■ **Data supplied**
————

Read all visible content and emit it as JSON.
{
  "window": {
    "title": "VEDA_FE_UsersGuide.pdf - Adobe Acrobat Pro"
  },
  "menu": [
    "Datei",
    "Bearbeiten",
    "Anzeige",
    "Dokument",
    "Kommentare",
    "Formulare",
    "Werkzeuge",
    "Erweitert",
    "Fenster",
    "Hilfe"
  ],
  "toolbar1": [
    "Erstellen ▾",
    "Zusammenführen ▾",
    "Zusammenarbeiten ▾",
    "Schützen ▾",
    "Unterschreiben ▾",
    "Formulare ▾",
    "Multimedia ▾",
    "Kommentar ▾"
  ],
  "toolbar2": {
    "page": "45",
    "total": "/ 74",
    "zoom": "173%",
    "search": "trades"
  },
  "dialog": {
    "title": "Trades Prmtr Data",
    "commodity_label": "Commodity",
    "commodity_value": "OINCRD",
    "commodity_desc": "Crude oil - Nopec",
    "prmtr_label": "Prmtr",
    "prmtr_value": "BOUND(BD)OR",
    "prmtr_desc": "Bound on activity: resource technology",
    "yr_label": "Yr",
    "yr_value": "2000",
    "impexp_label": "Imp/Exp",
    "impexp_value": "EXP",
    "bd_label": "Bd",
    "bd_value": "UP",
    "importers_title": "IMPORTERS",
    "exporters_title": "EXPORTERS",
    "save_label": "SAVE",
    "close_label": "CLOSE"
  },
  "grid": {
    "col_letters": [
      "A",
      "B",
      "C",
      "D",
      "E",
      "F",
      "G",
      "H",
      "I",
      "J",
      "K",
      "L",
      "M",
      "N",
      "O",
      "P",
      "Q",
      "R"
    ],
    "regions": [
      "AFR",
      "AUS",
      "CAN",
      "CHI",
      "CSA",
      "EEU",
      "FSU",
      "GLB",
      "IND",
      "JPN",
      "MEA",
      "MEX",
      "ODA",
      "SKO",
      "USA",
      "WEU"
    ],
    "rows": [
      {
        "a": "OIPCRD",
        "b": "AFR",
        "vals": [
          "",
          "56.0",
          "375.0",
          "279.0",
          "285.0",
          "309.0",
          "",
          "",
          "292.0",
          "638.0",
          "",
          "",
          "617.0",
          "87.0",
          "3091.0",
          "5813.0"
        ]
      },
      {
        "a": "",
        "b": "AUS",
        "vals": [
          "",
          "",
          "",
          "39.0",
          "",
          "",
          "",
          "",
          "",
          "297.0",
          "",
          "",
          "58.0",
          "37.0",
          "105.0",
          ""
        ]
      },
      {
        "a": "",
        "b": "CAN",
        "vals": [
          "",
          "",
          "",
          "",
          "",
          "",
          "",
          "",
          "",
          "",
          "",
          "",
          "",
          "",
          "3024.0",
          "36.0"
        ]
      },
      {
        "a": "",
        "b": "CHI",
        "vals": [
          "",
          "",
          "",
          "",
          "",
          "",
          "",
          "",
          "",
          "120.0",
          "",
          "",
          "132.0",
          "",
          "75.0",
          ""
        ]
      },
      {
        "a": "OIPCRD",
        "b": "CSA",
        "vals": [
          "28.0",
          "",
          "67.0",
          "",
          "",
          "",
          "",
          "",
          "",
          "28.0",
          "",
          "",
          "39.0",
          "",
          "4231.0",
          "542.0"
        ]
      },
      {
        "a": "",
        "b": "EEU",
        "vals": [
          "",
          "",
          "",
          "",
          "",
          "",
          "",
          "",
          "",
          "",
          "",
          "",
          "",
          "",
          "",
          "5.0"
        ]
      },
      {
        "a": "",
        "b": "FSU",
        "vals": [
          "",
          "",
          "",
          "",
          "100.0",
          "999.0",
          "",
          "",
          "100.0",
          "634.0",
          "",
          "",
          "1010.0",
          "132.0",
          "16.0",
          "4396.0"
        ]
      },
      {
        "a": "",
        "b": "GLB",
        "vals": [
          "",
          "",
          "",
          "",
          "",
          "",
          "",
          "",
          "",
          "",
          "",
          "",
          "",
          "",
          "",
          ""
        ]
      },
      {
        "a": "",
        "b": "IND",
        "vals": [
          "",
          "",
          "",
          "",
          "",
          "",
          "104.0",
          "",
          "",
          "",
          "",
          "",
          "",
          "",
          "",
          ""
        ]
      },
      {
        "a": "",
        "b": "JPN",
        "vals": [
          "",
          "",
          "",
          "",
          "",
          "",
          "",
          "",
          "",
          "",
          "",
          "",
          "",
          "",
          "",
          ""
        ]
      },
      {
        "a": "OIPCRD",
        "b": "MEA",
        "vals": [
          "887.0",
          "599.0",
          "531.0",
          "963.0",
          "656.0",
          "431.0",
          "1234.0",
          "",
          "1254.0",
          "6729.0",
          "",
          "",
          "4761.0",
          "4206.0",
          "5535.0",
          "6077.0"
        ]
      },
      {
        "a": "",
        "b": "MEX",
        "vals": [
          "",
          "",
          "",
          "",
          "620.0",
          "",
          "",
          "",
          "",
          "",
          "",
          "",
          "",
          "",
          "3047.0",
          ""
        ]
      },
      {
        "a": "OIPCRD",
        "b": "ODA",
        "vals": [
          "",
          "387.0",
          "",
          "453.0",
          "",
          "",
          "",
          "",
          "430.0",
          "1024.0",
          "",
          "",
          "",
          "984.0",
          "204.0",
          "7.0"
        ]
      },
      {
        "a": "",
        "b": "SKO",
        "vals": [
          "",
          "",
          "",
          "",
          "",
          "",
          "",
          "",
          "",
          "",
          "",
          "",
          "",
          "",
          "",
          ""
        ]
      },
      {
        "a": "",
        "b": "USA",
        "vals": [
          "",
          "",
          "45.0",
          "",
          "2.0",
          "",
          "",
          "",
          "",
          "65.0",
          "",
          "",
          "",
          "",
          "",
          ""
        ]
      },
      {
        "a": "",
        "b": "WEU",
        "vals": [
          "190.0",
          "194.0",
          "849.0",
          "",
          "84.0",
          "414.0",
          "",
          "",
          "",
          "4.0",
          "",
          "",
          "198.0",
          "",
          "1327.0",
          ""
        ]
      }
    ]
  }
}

————

■ **Job**
Print all of the entries again, exactly as written.

■ **Task response**
Read all visible content and emit it as JSON.
{
  "window": {
    "title": "VEDA_FE_UsersGuide.pdf - Adobe Acrobat Pro"
  },
  "menu": [
    "Datei",
    "Bearbeiten",
    "Anzeige",
    "Dokument",
    "Kommentare",
    "Formulare",
    "Werkzeuge",
    "Erweitert",
    "Fenster",
    "Hilfe"
  ],
  "toolbar1": [
    "Erstellen ▾",
    "Zusammenführen ▾",
    "Zusammenarbeiten ▾",
    "Schützen ▾",
    "Unterschreiben ▾",
    "Formulare ▾",
    "Multimedia ▾",
    "Kommentar ▾"
  ],
  "toolbar2": {
    "page": "45",
    "total": "/ 74",
    "zoom": "173%",
    "search": "trades"
  },
  "dialog": {
    "title": "Trades Prmtr Data",
    "commodity_label": "Commodity",
    "commodity_value": "OINCRD",
    "commodity_desc": "Crude oil - Nopec",
    "prmtr_label": "Prmtr",
    "prmtr_value": "BOUND(BD)OR",
    "prmtr_desc": "Bound on activity: resource technology",
    "yr_label": "Yr",
    "yr_value": "2000",
    "impexp_label": "Imp/Exp",
    "impexp_value": "EXP",
    "bd_label": "Bd",
    "bd_value": "UP",
    "importers_title": "IMPORTERS",
    "exporters_title": "EXPORTERS",
    "save_label": "SAVE",
    "close_label": "CLOSE"
  },
  "grid": {
    "col_letters": [
      "A",
      "B",
      "C",
      "D",
      "E",
      "F",
      "G",
      "H",
      "I",
      "J",
      "K",
      "L",
      "M",
      "N",
      "O",
      "P",
      "Q",
      "R"
    ],
    "regions": [
      "AFR",
      "AUS",
      "CAN",
      "CHI",
      "CSA",
      "EEU",
      "FSU",
      "GLB",
      "IND",
      "JPN",
      "MEA",
      "MEX",
      "ODA",
      "SKO",
      "USA",
      "WEU"
    ],
    "rows": [
      {
        "a": "OIPCRD",
        "b": "AFR",
        "vals": [
          "",
          "56.0",
          "375.0",
          "279.0",
          "285.0",
          "309.0",
          "",
          "",
          "292.0",
          "638.0",
          "",
          "",
          "617.0",
          "87.0",
          "3091.0",
          "5813.0"
        ]
      },
      {
        "a": "",
        "b": "AUS",
        "vals": [
          "",
          "",
          "",
          "39.0",
          "",
          "",
          "",
          "",
          "",
          "297.0",
          "",
          "",
          "58.0",
          "37.0",
          "105.0",
          ""
        ]
      },
      {
        "a": "",
        "b": "CAN",
        "vals": [
          "",
          "",
          "",
          "",
          "",
          "",
          "",
          "",
          "",
          "",
          "",
          "",
          "",
          "",
          "3024.0",
          "36.0"
        ]
      },
      {
        "a": "",
        "b": "CHI",
        "vals": [
          "",
          "",
          "",
          "",
          "",
          "",
          "",
          "",
          "",
          "120.0",
          "",
          "",
          "132.0",
          "",
          "75.0",
          ""
        ]
      },
      {
        "a": "OIPCRD",
        "b": "CSA",
        "vals": [
          "28.0",
          "",
          "67.0",
          "",
          "",
          "",
          "",
          "",
          "",
          "28.0",
          "",
          "",
          "39.0",
          "",
          "4231.0",
          "542.0"
        ]
      },
      {
        "a": "",
        "b": "EEU",
        "vals": [
          "",
          "",
          "",
          "",
          "",
          "",
          "",
          "",
          "",
          "",
          "",
          "",
          "",
          "",
          "",
          "5.0"
        ]
      },
      {
        "a": "",
        "b": "FSU",
        "vals": [
          "",
          "",
          "",
          "",
          "100.0",
          "999.0",
          "",
          "",
          "100.0",
          "634.0",
          "",
          "",
          "1010.0",
          "132.0",
          "16.0",
          "4396.0"
        ]
      },
      {
        "a": "",
        "b": "GLB",
        "vals": [
          "",
          "",
          "",
          "",
          "",
          "",
          "",
          "",
          "",
          "",
          "",
          "",
          "",
          "",
          "",
          ""
        ]
      },
      {
        "a": "",
        "b": "IND",
        "vals": [
          "",
          "",
          "",
          "",
          "",
          "",
          "104.0",
          "",
          "",
          "",
          "",
          "",
          "",
          "",
          "",
          ""
        ]
      },
      {
        "a": "",
        "b": "JPN",
        "vals": [
          "",
          "",
          "",
          "",
          "",
          "",
          "",
          "",
          "",
          "",
          "",
          "",
          "",
          "",
          "",
          ""
        ]
      },
      {
        "a": "OIPCRD",
        "b": "MEA",
        "vals": [
          "887.0",
          "599.0",
          "531.0",
          "963.0",
          "656.0",
          "431.0",
          "1234.0",
          "",
          "1254.0",
          "6729.0",
          "",
          "",
          "4761.0",
          "4206.0",
          "5535.0",
          "6077.0"
        ]
      },
      {
        "a": "",
        "b": "MEX",
        "vals": [
          "",
          "",
          "",
          "",
          "620.0",
          "",
          "",
          "",
          "",
          "",
          "",
          "",
          "",
          "",
          "3047.0",
          ""
        ]
      },
      {
        "a": "OIPCRD",
        "b": "ODA",
        "vals": [
          "",
          "387.0",
          "",
          "453.0",
          "",
          "",
          "",
          "",
          "430.0",
          "1024.0",
          "",
          "",
          "",
          "984.0",
          "204.0",
          "7.0"
        ]
      },
      {
        "a": "",
        "b": "SKO",
        "vals": [
          "",
          "",
          "",
          "",
          "",
          "",
          "",
          "",
          "",
          "",
          "",
          "",
          "",
          "",
          "",
          ""
        ]
      },
      {
        "a": "",
        "b": "USA",
        "vals": [
          "",
          "",
          "45.0",
          "",
          "2.0",
          "",
          "",
          "",
          "",
          "65.0",
          "",
          "",
          "",
          "",
          "",
          ""
        ]
      },
      {
        "a": "",
        "b": "WEU",
        "vals": [
          "190.0",
          "194.0",
          "849.0",
          "",
          "84.0",
          "414.0",
          "",
          "",
          "",
          "4.0",
          "",
          "",
          "198.0",
          "",
          "1327.0",
          ""
        ]
      }
    ]
  }
}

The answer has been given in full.